* [Figure record listings]
↓
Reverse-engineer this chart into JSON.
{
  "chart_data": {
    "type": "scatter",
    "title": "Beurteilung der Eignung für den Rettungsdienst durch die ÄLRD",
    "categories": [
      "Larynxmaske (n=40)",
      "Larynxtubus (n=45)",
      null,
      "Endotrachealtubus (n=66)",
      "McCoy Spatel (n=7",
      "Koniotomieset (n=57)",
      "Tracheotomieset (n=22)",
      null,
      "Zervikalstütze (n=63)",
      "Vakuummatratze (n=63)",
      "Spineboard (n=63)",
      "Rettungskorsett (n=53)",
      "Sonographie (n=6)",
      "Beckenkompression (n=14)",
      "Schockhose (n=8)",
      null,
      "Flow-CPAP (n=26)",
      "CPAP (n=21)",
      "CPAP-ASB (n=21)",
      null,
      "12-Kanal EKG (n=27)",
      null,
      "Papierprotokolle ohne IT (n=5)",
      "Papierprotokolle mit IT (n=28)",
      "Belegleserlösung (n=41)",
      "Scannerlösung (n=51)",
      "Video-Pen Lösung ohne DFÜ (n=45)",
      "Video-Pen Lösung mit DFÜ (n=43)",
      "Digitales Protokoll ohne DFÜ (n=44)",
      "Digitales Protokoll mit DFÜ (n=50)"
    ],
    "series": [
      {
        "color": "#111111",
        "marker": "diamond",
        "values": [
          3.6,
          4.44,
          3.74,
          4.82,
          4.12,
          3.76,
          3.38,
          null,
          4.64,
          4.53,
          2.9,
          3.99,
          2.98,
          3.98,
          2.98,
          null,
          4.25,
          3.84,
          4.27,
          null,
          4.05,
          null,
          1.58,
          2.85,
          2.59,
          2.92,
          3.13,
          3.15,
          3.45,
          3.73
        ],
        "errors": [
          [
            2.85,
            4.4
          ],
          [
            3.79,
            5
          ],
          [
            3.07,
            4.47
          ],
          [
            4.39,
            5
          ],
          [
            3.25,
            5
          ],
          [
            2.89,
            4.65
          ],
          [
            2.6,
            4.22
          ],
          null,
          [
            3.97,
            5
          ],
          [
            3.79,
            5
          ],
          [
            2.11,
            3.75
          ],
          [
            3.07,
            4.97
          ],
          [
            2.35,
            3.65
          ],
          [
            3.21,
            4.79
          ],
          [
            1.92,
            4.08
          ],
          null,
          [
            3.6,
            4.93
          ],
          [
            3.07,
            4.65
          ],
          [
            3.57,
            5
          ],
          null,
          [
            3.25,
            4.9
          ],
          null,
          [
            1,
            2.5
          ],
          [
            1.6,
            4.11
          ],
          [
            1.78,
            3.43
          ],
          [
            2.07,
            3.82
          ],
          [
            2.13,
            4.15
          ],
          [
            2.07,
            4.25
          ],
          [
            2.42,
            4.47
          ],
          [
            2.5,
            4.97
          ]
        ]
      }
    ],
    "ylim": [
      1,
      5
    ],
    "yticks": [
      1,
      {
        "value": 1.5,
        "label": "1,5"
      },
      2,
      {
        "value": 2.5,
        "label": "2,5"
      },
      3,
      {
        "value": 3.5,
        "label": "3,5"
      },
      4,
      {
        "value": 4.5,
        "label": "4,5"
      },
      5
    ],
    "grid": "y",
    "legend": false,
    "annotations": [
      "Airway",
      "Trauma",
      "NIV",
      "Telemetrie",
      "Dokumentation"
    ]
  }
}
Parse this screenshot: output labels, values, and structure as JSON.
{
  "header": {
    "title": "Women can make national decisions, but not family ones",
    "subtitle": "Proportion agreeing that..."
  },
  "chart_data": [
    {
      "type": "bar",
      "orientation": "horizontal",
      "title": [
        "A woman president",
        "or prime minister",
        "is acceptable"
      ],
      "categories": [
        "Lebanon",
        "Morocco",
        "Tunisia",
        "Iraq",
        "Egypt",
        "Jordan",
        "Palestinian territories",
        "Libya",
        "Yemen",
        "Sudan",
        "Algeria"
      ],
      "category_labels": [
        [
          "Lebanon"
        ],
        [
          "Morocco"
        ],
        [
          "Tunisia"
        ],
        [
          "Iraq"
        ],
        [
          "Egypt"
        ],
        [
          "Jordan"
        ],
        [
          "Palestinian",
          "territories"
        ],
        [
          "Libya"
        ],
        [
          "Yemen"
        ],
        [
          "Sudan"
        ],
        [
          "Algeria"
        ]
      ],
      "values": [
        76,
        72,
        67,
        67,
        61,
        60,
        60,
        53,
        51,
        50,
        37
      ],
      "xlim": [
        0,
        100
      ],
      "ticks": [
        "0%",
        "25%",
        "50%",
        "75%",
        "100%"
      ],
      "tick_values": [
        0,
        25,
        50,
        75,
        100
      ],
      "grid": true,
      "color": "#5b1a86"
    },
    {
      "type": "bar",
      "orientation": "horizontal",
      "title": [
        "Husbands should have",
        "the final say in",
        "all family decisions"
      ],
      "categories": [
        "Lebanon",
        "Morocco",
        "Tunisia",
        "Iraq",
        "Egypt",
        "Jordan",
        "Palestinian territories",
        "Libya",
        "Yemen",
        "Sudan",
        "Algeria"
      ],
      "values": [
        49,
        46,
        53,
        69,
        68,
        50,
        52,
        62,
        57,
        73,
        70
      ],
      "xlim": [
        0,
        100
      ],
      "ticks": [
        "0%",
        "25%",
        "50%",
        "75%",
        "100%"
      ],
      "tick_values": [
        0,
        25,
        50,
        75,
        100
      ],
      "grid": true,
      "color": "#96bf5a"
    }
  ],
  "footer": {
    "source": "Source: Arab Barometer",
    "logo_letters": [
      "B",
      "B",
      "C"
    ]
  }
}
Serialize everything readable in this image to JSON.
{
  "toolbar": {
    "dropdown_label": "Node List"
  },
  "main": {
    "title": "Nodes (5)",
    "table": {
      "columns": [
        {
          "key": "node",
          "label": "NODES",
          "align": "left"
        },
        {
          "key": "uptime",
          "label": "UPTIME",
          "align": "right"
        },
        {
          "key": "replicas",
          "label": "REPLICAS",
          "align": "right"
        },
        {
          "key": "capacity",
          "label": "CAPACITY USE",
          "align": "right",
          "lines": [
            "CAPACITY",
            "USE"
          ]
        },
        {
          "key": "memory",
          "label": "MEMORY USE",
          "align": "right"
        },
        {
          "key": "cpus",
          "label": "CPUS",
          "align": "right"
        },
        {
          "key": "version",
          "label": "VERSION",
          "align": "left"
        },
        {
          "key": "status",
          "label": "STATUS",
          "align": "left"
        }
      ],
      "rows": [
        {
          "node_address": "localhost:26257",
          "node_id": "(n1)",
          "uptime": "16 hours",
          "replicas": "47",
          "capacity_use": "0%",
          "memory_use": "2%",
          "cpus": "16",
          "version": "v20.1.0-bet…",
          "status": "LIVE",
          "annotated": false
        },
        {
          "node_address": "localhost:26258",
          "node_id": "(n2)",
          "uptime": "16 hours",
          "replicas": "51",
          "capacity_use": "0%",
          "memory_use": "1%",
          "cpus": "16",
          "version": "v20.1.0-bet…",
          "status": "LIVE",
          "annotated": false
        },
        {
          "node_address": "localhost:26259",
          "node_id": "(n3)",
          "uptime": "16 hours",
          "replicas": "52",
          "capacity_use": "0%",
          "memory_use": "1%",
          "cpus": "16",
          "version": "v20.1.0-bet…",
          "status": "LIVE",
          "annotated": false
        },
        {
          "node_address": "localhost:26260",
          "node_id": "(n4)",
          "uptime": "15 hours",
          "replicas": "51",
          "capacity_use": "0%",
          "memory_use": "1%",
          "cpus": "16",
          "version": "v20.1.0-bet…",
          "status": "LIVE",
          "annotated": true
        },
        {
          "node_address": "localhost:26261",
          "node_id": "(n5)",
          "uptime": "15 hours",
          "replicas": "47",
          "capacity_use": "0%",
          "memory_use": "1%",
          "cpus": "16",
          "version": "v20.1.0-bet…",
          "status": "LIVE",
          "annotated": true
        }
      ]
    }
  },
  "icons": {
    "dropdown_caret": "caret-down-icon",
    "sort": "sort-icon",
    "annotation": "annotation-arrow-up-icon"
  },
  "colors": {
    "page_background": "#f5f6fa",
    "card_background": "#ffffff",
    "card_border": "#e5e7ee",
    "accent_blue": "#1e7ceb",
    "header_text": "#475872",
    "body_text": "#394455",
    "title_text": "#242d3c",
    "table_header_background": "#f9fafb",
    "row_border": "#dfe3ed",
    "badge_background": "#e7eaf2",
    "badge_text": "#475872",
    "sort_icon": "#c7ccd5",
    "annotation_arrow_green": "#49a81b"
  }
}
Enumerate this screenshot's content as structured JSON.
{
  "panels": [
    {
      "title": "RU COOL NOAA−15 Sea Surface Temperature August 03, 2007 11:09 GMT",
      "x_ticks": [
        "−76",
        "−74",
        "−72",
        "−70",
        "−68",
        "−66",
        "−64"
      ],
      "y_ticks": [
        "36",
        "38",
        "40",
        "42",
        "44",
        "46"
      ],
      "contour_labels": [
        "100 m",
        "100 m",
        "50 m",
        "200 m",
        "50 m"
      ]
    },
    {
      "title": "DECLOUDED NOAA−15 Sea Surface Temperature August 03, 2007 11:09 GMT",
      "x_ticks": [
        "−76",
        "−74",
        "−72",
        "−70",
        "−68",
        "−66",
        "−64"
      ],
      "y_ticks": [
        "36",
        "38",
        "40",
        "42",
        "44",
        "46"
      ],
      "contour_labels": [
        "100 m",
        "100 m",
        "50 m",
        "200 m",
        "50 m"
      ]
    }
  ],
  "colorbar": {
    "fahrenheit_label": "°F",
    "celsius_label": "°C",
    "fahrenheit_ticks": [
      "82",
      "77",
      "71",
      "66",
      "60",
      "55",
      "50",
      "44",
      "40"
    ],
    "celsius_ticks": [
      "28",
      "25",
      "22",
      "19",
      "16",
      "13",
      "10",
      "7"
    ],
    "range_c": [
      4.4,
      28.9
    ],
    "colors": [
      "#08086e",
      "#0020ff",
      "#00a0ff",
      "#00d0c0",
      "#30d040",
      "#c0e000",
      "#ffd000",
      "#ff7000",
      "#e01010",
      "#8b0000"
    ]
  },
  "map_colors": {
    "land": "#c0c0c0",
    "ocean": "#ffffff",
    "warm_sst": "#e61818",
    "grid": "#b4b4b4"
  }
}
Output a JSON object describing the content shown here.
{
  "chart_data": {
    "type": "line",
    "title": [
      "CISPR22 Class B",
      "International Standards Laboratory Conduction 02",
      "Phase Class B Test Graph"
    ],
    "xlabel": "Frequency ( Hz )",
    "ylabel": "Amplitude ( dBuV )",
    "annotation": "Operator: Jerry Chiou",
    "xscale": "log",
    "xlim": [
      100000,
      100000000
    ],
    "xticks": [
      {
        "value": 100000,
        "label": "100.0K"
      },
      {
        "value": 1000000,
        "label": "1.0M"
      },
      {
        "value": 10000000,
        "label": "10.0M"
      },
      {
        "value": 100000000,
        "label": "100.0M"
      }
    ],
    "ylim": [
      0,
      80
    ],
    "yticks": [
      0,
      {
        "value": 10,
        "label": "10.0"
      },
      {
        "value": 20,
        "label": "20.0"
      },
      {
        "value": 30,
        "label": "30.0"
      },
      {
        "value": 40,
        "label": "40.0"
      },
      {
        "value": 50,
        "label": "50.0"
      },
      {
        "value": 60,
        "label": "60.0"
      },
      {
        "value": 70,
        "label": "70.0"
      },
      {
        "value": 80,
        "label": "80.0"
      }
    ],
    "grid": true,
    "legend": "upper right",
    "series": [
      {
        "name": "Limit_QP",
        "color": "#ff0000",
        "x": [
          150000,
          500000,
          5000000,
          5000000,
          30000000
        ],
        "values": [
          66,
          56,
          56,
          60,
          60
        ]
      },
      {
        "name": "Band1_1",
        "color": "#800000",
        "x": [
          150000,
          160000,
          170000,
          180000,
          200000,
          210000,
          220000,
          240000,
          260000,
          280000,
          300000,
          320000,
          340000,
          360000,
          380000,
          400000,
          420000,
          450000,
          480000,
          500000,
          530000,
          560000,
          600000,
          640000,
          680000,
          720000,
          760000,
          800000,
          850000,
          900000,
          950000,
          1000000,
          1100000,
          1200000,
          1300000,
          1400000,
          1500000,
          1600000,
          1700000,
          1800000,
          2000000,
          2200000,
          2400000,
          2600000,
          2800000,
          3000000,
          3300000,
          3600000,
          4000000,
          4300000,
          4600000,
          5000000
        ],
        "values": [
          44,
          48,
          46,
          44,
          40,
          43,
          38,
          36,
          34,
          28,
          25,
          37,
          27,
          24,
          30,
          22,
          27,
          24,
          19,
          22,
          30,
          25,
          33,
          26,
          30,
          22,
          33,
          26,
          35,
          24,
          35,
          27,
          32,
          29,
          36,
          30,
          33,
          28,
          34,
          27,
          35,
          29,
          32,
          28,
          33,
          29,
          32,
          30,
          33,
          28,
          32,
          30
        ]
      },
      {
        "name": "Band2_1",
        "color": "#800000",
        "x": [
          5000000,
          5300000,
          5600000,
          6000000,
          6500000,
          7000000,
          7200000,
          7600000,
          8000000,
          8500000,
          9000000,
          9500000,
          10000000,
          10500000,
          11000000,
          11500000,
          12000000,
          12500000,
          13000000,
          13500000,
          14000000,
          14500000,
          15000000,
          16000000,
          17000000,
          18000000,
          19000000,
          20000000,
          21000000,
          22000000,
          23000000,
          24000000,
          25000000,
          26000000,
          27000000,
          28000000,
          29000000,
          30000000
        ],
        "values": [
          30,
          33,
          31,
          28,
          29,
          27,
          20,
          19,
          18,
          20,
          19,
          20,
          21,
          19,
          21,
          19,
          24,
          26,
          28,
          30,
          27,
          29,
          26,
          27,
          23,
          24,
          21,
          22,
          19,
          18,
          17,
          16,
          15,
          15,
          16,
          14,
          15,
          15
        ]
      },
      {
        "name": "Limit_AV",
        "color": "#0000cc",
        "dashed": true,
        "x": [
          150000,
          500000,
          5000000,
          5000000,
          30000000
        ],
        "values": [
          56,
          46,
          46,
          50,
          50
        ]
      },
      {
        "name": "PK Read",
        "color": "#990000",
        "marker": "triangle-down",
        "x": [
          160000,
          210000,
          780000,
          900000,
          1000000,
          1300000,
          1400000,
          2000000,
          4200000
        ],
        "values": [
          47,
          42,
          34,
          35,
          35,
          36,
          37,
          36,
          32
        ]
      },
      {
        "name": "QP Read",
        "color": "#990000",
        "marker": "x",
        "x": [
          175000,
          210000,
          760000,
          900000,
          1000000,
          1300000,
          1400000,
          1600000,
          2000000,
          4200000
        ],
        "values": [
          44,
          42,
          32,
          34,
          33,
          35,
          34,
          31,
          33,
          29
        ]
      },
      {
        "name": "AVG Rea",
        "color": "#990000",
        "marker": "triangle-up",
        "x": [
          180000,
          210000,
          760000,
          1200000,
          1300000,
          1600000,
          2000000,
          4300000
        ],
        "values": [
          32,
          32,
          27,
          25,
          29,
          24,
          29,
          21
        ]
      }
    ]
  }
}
↑
Extract all lines from the data in which "marker" is found.

* [Task answer]
        "marker": "diamond",
        "marker": "triangle-down",
        "marker": "x",
        "marker": "triangle-up",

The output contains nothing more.